> _GIVEN ENTRIES_:

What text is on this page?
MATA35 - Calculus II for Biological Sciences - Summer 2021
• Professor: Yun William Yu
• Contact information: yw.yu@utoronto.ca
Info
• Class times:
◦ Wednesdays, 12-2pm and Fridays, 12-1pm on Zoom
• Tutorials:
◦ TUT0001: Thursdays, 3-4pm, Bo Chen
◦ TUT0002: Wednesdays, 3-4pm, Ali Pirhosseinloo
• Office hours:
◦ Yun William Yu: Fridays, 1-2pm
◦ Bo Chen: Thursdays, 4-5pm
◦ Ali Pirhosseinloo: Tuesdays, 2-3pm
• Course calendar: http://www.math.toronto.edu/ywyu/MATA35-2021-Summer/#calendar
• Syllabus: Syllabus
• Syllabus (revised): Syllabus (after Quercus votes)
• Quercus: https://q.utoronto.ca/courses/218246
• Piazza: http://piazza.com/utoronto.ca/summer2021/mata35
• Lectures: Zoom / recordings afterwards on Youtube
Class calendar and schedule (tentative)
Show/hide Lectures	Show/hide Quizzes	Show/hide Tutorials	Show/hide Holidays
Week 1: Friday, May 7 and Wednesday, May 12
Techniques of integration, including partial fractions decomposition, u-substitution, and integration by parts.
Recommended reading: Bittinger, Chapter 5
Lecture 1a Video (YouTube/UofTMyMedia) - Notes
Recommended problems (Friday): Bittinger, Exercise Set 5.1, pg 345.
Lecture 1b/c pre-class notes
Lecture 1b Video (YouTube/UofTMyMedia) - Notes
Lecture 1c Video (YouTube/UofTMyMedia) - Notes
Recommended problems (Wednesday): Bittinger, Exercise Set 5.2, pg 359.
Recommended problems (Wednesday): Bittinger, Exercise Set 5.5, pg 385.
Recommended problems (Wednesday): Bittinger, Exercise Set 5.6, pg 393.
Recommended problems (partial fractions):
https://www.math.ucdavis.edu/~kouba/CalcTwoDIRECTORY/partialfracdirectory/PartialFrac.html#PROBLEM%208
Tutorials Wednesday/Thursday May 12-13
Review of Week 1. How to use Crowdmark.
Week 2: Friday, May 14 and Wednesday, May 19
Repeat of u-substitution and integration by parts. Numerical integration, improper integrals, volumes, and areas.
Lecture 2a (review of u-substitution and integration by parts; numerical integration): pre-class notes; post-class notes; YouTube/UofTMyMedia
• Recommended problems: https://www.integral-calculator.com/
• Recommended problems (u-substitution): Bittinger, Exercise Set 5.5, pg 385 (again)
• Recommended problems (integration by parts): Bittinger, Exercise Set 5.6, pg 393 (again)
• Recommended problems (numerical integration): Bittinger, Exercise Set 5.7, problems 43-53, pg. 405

> _WHAT YOU SHOULD DO_:
Each line of the listing should be echoed back exactly.

> _TASK SOLUTION_:
What text is on this page?
MATA35 - Calculus II for Biological Sciences - Summer 2021
• Professor: Yun William Yu
• Contact information: yw.yu@utoronto.ca
Info
• Class times:
◦ Wednesdays, 12-2pm and Fridays, 12-1pm on Zoom
• Tutorials:
◦ TUT0001: Thursdays, 3-4pm, Bo Chen
◦ TUT0002: Wednesdays, 3-4pm, Ali Pirhosseinloo
• Office hours:
◦ Yun William Yu: Fridays, 1-2pm
◦ Bo Chen: Thursdays, 4-5pm
◦ Ali Pirhosseinloo: Tuesdays, 2-3pm
• Course calendar: http://www.math.toronto.edu/ywyu/MATA35-2021-Summer/#calendar
• Syllabus: Syllabus
• Syllabus (revised): Syllabus (after Quercus votes)
• Quercus: https://q.utoronto.ca/courses/218246
• Piazza: http://piazza.com/utoronto.ca/summer2021/mata35
• Lectures: Zoom / recordings afterwards on Youtube
Class calendar and schedule (tentative)
Show/hide Lectures	Show/hide Quizzes	Show/hide Tutorials	Show/hide Holidays
Week 1: Friday, May 7 and Wednesday, May 12
Techniques of integration, including partial fractions decomposition, u-substitution, and integration by parts.
Recommended reading: Bittinger, Chapter 5
Lecture 1a Video (YouTube/UofTMyMedia) - Notes
Recommended problems (Friday): Bittinger, Exercise Set 5.1, pg 345.
Lecture 1b/c pre-class notes
Lecture 1b Video (YouTube/UofTMyMedia) - Notes
Lecture 1c Video (YouTube/UofTMyMedia) - Notes
Recommended problems (Wednesday): Bittinger, Exercise Set 5.2, pg 359.
Recommended problems (Wednesday): Bittinger, Exercise Set 5.5, pg 385.
Recommended problems (Wednesday): Bittinger, Exercise Set 5.6, pg 393.
Recommended problems (partial fractions):
https://www.math.ucdavis.edu/~kouba/CalcTwoDIRECTORY/partialfracdirectory/PartialFrac.html#PROBLEM%208
Tutorials Wednesday/Thursday May 12-13
Review of Week 1. How to use Crowdmark.
Week 2: Friday, May 14 and Wednesday, May 19
Repeat of u-substitution and integration by parts. Numerical integration, improper integrals, volumes, and areas.
Lecture 2a (review of u-substitution and integration by parts; numerical integration): pre-class notes; post-class notes; YouTube/UofTMyMedia
• Recommended problems: https://www.integral-calculator.com/
• Recommended problems (u-substitution): Bittinger, Exercise Set 5.5, pg 385 (again)
• Recommended problems (integration by parts): Bittinger, Exercise Set 5.6, pg 393 (again)
• Recommended problems (numerical integration): Bittinger, Exercise Set 5.7, problems 43-53, pg. 405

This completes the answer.